───── DATA ENTRIES

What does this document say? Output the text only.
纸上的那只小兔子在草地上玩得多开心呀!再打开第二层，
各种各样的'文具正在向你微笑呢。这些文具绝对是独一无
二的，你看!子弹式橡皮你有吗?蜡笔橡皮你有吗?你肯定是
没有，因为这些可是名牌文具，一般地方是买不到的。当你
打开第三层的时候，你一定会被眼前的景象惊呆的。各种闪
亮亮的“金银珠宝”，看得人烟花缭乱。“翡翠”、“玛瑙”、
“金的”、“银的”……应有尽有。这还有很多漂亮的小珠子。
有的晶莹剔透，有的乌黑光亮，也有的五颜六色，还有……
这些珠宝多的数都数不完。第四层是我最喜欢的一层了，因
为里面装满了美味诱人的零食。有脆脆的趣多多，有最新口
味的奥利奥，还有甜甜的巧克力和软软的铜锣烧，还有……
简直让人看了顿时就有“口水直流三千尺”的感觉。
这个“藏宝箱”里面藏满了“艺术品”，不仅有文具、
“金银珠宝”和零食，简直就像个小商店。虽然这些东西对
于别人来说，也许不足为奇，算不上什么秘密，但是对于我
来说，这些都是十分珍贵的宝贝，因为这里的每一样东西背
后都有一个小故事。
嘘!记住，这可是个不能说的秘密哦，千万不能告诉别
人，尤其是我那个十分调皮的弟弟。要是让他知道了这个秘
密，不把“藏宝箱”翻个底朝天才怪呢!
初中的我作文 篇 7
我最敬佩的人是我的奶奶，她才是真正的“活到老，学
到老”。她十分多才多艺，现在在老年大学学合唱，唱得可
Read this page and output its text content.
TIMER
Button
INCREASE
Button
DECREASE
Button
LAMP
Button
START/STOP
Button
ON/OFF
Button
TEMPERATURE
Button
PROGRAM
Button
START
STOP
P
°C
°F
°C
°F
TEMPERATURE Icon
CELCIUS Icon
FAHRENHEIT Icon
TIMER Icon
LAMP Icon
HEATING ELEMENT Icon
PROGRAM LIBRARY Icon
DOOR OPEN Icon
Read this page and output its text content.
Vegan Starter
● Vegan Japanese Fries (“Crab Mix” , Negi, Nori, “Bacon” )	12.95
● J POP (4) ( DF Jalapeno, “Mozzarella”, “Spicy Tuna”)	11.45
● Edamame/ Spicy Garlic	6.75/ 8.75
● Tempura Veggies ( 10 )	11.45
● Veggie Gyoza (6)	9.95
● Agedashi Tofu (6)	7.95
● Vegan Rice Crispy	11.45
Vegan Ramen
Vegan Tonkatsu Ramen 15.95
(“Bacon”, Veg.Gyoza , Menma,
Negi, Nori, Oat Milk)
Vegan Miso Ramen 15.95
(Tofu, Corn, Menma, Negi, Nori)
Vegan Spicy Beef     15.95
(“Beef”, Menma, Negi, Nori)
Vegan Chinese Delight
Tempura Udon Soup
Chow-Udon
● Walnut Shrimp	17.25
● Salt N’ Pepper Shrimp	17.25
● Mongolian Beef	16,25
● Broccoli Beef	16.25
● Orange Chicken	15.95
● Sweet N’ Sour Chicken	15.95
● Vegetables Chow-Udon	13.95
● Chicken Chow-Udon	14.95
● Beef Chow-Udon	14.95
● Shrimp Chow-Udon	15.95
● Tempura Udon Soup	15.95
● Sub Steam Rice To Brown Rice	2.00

──────────

* **DIRECTIONS FOR THIS TASK**
Look through the material above and pick out each line holding the word "Beef".

* **IN RESPONSE**
Vegan Spicy Beef     15.95
(“Beef”, Menma, Negi, Nori)
● Mongolian Beef	16,25
● Broccoli Beef	16.25
● Beef Chow-Udon	14.95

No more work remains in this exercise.